[BEGIN Dataset]

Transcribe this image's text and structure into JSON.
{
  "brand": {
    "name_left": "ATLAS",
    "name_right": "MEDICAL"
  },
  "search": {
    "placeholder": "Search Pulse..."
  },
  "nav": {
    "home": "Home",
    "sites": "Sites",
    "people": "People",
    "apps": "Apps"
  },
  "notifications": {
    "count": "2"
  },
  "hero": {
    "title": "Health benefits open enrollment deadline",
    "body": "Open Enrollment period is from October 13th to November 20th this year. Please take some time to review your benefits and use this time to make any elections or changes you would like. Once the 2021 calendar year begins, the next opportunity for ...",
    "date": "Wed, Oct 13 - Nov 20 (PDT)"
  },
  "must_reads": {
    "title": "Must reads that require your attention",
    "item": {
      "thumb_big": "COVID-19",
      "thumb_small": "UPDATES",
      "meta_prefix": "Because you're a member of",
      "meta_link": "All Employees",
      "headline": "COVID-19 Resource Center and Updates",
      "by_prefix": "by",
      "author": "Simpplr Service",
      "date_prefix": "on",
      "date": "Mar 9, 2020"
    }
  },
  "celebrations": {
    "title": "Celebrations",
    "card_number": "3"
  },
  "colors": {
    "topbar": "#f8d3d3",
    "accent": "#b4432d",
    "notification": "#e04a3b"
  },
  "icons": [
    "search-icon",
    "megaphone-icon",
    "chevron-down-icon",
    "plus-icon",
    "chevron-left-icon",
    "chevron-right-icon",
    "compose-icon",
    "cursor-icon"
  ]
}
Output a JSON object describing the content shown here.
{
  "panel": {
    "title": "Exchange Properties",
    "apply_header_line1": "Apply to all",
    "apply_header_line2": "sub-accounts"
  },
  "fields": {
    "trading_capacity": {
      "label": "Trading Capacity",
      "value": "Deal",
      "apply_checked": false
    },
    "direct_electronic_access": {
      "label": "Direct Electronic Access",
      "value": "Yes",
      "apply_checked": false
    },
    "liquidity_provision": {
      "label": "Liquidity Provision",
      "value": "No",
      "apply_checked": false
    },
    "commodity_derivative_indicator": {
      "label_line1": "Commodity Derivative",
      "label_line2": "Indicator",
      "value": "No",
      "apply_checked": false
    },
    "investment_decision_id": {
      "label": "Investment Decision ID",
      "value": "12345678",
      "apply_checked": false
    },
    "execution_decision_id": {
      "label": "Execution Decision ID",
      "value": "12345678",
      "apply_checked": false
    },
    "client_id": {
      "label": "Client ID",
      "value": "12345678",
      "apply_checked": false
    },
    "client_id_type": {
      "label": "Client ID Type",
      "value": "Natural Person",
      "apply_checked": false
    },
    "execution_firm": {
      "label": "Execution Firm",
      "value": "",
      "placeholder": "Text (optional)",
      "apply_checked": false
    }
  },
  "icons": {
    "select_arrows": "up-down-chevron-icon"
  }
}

[END Dataset]

**What is required:** Copy exactly the line containing "Output a JSON" and every line after it, ending with the last line of the records above.

**Response to this exercise:**
Output a JSON object describing the content shown here.
{
  "panel": {
    "title": "Exchange Properties",
    "apply_header_line1": "Apply to all",
    "apply_header_line2": "sub-accounts"
  },
  "fields": {
    "trading_capacity": {
      "label": "Trading Capacity",
      "value": "Deal",
      "apply_checked": false
    },
    "direct_electronic_access": {
      "label": "Direct Electronic Access",
      "value": "Yes",
      "apply_checked": false
    },
    "liquidity_provision": {
      "label": "Liquidity Provision",
      "value": "No",
      "apply_checked": false
    },
    "commodity_derivative_indicator": {
      "label_line1": "Commodity Derivative",
      "label_line2": "Indicator",
      "value": "No",
      "apply_checked": false
    },
    "investment_decision_id": {
      "label": "Investment Decision ID",
      "value": "12345678",
      "apply_checked": false
    },
    "execution_decision_id": {
      "label": "Execution Decision ID",
      "value": "12345678",
      "apply_checked": false
    },
    "client_id": {
      "label": "Client ID",
      "value": "12345678",
      "apply_checked": false
    },
    "client_id_type": {
      "label": "Client ID Type",
      "value": "Natural Person",
      "apply_checked": false
    },
    "execution_firm": {
      "label": "Execution Firm",
      "value": "",
      "placeholder": "Text (optional)",
      "apply_checked": false
    }
  },
  "icons": {
    "select_arrows": "up-down-chevron-icon"
  }
}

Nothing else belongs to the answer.